Goal | Every record must be repeated exactly, with no omission.

Records provided |
────────

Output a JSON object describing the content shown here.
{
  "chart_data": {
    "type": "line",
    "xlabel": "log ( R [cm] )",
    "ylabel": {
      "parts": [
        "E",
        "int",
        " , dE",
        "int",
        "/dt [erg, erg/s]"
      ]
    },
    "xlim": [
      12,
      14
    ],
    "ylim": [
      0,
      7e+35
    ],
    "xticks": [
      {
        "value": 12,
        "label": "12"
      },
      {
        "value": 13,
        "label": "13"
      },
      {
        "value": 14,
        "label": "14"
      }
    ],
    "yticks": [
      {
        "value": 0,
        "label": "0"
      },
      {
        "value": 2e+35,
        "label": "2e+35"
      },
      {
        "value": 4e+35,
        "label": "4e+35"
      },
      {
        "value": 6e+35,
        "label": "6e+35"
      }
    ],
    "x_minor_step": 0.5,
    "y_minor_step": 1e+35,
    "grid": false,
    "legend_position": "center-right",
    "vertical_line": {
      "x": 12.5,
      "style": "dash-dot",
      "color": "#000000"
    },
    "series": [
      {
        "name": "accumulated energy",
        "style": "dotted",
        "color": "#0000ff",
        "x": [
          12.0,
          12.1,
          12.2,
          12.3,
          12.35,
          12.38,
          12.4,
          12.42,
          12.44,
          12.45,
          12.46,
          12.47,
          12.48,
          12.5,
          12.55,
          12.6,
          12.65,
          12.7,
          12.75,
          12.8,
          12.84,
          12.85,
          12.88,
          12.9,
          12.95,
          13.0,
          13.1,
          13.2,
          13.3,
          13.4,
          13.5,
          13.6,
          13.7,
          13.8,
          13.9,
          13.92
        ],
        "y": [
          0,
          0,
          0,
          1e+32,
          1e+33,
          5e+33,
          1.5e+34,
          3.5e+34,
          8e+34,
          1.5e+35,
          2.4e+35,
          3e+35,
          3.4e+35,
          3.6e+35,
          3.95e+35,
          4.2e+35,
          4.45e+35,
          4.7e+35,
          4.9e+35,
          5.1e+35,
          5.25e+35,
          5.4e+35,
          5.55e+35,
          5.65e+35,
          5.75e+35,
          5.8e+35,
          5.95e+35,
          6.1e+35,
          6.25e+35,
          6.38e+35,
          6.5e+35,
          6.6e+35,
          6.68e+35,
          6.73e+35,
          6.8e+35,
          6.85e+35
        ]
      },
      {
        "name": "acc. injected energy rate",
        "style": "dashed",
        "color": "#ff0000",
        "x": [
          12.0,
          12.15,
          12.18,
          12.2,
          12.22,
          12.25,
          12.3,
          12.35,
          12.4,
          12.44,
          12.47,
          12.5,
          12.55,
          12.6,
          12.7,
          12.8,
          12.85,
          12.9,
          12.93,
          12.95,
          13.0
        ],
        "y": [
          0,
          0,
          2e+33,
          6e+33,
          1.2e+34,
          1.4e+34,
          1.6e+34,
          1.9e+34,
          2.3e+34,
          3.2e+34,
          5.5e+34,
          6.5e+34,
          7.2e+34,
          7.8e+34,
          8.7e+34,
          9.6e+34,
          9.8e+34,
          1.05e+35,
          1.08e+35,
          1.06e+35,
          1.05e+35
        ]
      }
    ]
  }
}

────────

Solution to this exercise |
Output a JSON object describing the content shown here.
{
  "chart_data": {
    "type": "line",
    "xlabel": "log ( R [cm] )",
    "ylabel": {
      "parts": [
        "E",
        "int",
        " , dE",
        "int",
        "/dt [erg, erg/s]"
      ]
    },
    "xlim": [
      12,
      14
    ],
    "ylim": [
      0,
      7e+35
    ],
    "xticks": [
      {
        "value": 12,
        "label": "12"
      },
      {
        "value": 13,
        "label": "13"
      },
      {
        "value": 14,
        "label": "14"
      }
    ],
    "yticks": [
      {
        "value": 0,
        "label": "0"
      },
      {
        "value": 2e+35,
        "label": "2e+35"
      },
      {
        "value": 4e+35,
        "label": "4e+35"
      },
      {
        "value": 6e+35,
        "label": "6e+35"
      }
    ],
    "x_minor_step": 0.5,
    "y_minor_step": 1e+35,
    "grid": false,
    "legend_position": "center-right",
    "vertical_line": {
      "x": 12.5,
      "style": "dash-dot",
      "color": "#000000"
    },
    "series": [
      {
        "name": "accumulated energy",
        "style": "dotted",
        "color": "#0000ff",
        "x": [
          12.0,
          12.1,
          12.2,
          12.3,
          12.35,
          12.38,
          12.4,
          12.42,
          12.44,
          12.45,
          12.46,
          12.47,
          12.48,
          12.5,
          12.55,
          12.6,
          12.65,
          12.7,
          12.75,
          12.8,
          12.84,
          12.85,
          12.88,
          12.9,
          12.95,
          13.0,
          13.1,
          13.2,
          13.3,
          13.4,
          13.5,
          13.6,
          13.7,
          13.8,
          13.9,
          13.92
        ],
        "y": [
          0,
          0,
          0,
          1e+32,
          1e+33,
          5e+33,
          1.5e+34,
          3.5e+34,
          8e+34,
          1.5e+35,
          2.4e+35,
          3e+35,
          3.4e+35,
          3.6e+35,
          3.95e+35,
          4.2e+35,
          4.45e+35,
          4.7e+35,
          4.9e+35,
          5.1e+35,
          5.25e+35,
          5.4e+35,
          5.55e+35,
          5.65e+35,
          5.75e+35,
          5.8e+35,
          5.95e+35,
          6.1e+35,
          6.25e+35,
          6.38e+35,
          6.5e+35,
          6.6e+35,
          6.68e+35,
          6.73e+35,
          6.8e+35,
          6.85e+35
        ]
      },
      {
        "name": "acc. injected energy rate",
        "style": "dashed",
        "color": "#ff0000",
        "x": [
          12.0,
          12.15,
          12.18,
          12.2,
          12.22,
          12.25,
          12.3,
          12.35,
          12.4,
          12.44,
          12.47,
          12.5,
          12.55,
          12.6,
          12.7,
          12.8,
          12.85,
          12.9,
          12.93,
          12.95,
          13.0
        ],
        "y": [
          0,
          0,
          2e+33,
          6e+33,
          1.2e+34,
          1.4e+34,
          1.6e+34,
          1.9e+34,
          2.3e+34,
          3.2e+34,
          5.5e+34,
          6.5e+34,
          7.2e+34,
          7.8e+34,
          8.7e+34,
          9.6e+34,
          9.8e+34,
          1.05e+35,
          1.08e+35,
          1.06e+35,
          1.05e+35
        ]
      }
    ]
  }
}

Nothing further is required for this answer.